**WHAT IS NEEDED**
Write out the whole listing word for word.
□ □ □
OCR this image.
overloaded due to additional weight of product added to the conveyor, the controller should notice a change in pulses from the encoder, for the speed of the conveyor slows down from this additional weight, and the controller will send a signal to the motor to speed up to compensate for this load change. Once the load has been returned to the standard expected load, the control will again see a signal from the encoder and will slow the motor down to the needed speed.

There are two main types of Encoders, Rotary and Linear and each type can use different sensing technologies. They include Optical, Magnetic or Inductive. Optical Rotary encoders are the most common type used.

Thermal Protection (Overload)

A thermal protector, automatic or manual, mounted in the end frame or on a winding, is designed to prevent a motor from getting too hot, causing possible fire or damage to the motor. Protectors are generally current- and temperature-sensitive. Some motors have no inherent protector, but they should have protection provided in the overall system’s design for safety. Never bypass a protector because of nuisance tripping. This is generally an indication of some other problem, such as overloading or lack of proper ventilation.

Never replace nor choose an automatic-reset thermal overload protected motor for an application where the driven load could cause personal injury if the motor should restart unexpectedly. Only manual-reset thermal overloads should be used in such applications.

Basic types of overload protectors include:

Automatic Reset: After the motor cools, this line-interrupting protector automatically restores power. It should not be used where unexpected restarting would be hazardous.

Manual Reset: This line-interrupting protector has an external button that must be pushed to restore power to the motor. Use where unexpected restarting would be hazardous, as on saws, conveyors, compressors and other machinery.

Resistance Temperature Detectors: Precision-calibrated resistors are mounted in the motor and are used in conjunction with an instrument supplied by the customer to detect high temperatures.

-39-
□ □ □
**RESPONSE TO THE TASK**
OCR this image.
overloaded due to additional weight of product added to the conveyor, the controller should notice a change in pulses from the encoder, for the speed of the conveyor slows down from this additional weight, and the controller will send a signal to the motor to speed up to compensate for this load change. Once the load has been returned to the standard expected load, the control will again see a signal from the encoder and will slow the motor down to the needed speed.

There are two main types of Encoders, Rotary and Linear and each type can use different sensing technologies. They include Optical, Magnetic or Inductive. Optical Rotary encoders are the most common type used.

Thermal Protection (Overload)

A thermal protector, automatic or manual, mounted in the end frame or on a winding, is designed to prevent a motor from getting too hot, causing possible fire or damage to the motor. Protectors are generally current- and temperature-sensitive. Some motors have no inherent protector, but they should have protection provided in the overall system’s design for safety. Never bypass a protector because of nuisance tripping. This is generally an indication of some other problem, such as overloading or lack of proper ventilation.

Never replace nor choose an automatic-reset thermal overload protected motor for an application where the driven load could cause personal injury if the motor should restart unexpectedly. Only manual-reset thermal overloads should be used in such applications.

Basic types of overload protectors include:

Automatic Reset: After the motor cools, this line-interrupting protector automatically restores power. It should not be used where unexpected restarting would be hazardous.

Manual Reset: This line-interrupting protector has an external button that must be pushed to restore power to the motor. Use where unexpected restarting would be hazardous, as on saws, conveyors, compressors and other machinery.

Resistance Temperature Detectors: Precision-calibrated resistors are mounted in the motor and are used in conjunction with an instrument supplied by the customer to detect high temperatures.

-39-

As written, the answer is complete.